**Directions:**
Pull out each line of the data that includes the word "position".

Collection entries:
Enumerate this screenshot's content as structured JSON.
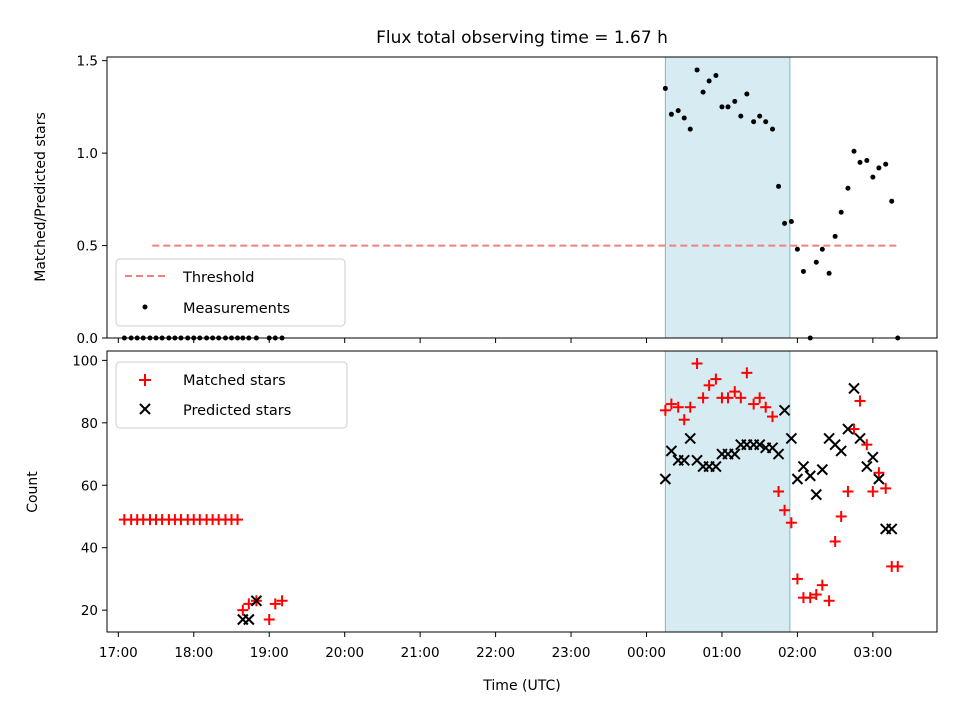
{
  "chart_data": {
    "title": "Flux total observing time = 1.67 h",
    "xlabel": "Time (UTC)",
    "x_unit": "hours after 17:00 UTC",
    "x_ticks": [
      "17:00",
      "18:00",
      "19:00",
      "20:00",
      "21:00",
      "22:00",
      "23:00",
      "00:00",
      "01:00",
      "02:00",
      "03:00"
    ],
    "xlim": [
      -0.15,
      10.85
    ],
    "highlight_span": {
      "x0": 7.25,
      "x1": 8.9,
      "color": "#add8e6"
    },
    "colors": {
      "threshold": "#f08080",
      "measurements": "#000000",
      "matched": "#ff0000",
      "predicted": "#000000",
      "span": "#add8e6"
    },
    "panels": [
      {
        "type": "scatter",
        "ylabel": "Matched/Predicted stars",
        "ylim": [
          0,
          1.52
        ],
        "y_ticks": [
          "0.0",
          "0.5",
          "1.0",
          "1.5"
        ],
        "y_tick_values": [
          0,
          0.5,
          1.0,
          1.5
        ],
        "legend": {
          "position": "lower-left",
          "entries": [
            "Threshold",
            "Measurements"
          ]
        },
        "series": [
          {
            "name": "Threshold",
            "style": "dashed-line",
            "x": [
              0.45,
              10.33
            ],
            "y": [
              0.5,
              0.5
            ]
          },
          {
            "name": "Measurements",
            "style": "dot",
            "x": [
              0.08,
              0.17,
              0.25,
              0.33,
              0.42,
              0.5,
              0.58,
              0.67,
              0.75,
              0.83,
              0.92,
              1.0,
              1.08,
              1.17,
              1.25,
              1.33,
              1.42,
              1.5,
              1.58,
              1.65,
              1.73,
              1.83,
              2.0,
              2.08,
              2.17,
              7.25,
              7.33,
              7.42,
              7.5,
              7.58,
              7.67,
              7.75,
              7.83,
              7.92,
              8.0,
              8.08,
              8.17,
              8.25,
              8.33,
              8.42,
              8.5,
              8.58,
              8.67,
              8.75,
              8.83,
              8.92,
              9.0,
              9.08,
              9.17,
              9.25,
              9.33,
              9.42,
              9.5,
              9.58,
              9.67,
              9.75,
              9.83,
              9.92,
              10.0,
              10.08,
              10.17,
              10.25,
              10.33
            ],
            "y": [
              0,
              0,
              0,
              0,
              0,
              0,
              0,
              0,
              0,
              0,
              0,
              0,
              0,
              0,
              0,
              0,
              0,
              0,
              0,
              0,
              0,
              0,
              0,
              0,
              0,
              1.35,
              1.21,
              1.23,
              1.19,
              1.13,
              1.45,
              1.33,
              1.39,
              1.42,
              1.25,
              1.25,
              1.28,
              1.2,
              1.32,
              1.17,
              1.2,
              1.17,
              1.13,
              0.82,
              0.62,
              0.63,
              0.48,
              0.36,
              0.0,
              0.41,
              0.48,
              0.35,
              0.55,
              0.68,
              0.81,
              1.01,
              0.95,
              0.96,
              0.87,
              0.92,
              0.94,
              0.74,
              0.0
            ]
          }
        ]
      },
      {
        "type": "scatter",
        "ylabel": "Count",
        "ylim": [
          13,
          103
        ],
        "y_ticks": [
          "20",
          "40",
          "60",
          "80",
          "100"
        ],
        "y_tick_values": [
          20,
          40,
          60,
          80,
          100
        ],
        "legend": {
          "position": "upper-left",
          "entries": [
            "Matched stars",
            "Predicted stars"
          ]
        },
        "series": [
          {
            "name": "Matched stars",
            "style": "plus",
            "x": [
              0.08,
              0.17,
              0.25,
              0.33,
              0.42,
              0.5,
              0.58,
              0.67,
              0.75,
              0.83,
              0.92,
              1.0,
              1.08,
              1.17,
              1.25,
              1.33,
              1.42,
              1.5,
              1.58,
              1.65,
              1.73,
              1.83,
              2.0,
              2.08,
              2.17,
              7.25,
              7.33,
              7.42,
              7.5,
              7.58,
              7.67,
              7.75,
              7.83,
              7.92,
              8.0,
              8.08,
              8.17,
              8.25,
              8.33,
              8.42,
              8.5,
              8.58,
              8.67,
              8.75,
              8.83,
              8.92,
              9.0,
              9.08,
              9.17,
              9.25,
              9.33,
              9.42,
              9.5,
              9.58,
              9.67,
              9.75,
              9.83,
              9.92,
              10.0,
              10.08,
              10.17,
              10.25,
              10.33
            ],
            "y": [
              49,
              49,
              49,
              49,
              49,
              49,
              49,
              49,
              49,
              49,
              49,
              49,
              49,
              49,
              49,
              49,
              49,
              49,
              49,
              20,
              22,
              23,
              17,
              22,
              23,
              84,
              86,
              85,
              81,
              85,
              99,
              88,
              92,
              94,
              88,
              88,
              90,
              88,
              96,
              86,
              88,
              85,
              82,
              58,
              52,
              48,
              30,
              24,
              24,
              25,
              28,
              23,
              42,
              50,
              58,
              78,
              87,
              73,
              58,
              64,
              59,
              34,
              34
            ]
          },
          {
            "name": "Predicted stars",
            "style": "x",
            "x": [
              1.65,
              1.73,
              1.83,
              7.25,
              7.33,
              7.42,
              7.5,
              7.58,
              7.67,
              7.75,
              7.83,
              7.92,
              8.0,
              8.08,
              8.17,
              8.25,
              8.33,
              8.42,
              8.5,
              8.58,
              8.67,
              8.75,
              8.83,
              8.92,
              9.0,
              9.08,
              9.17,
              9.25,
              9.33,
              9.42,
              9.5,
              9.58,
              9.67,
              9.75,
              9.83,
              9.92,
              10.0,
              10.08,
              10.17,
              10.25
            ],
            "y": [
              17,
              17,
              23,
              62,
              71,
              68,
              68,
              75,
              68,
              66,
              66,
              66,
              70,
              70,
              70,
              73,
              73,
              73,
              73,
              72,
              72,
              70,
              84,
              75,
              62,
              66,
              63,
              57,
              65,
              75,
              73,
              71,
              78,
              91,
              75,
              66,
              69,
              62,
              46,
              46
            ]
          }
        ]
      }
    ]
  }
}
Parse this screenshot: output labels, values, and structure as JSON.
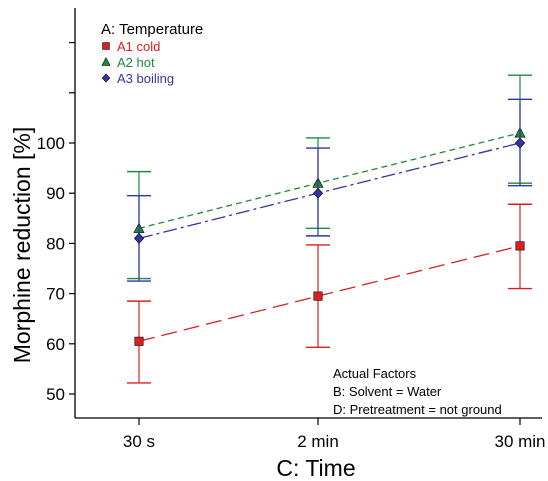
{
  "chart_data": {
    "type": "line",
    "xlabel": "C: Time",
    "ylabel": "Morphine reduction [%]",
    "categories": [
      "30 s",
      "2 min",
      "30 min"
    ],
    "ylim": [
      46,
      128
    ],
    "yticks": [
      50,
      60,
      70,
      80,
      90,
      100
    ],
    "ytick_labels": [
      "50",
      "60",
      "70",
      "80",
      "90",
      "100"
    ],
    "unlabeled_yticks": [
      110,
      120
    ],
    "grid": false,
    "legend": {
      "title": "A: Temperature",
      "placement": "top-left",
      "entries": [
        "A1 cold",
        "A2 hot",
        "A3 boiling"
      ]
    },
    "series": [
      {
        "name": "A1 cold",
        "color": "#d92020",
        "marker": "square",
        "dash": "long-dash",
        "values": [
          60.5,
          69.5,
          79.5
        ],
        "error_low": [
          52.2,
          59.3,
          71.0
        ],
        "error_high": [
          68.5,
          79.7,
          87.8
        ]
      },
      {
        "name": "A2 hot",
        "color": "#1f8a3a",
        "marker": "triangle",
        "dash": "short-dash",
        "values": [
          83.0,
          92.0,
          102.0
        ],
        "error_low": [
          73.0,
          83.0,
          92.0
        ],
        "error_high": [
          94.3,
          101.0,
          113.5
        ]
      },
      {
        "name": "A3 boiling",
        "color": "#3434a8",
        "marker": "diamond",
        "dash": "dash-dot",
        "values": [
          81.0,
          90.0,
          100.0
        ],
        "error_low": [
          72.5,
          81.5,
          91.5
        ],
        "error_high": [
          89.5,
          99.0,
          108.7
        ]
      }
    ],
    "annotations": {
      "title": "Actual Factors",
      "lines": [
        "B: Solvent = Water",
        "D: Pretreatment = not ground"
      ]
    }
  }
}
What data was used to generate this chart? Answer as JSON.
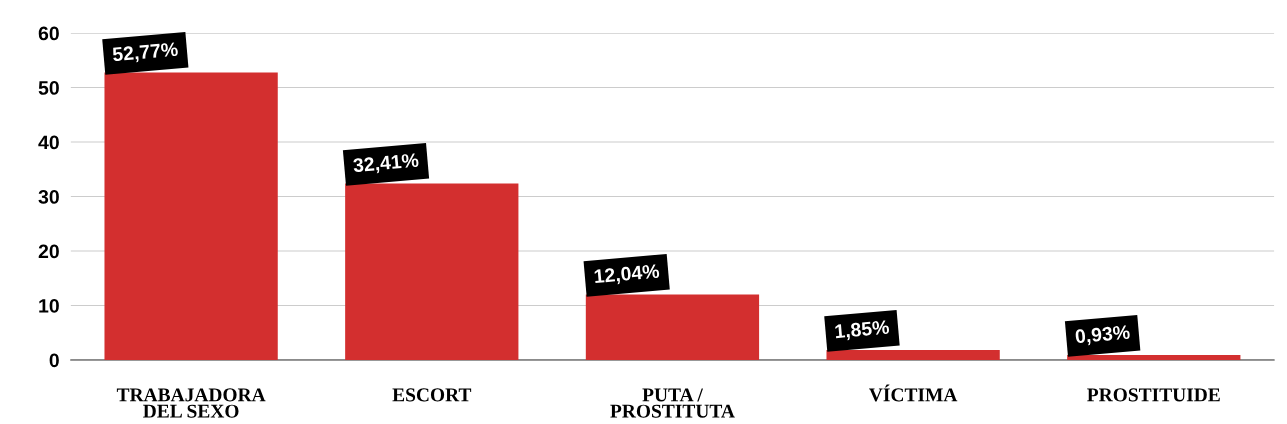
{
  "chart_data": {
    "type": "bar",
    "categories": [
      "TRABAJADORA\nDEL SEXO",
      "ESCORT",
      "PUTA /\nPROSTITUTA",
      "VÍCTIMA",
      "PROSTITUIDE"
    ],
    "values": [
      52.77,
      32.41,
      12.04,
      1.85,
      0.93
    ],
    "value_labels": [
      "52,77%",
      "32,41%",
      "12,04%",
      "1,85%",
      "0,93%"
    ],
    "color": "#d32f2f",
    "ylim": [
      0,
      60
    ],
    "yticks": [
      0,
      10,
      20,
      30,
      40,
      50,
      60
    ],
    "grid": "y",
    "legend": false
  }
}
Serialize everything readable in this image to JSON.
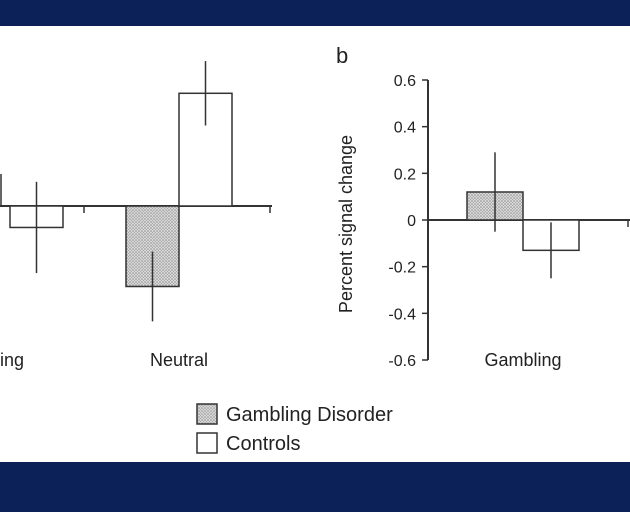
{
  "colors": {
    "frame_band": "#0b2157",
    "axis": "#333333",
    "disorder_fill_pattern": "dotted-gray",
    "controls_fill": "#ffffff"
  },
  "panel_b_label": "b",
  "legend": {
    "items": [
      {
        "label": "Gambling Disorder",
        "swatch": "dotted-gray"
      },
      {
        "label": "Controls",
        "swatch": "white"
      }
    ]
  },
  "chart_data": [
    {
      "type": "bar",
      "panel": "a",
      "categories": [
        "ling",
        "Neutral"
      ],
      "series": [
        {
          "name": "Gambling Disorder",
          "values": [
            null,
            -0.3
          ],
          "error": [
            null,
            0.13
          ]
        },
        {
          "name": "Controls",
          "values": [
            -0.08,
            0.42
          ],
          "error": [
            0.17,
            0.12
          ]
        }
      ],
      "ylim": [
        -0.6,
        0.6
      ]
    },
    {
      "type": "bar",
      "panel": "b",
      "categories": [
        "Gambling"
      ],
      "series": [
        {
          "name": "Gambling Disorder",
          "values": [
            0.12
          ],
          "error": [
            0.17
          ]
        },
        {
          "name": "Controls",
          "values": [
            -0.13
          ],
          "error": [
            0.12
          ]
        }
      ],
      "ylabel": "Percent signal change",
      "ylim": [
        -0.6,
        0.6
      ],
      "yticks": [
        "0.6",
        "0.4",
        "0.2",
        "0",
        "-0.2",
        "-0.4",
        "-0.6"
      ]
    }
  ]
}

**Complete answer:**
          "position": "lower-left",
          "position": "upper-left",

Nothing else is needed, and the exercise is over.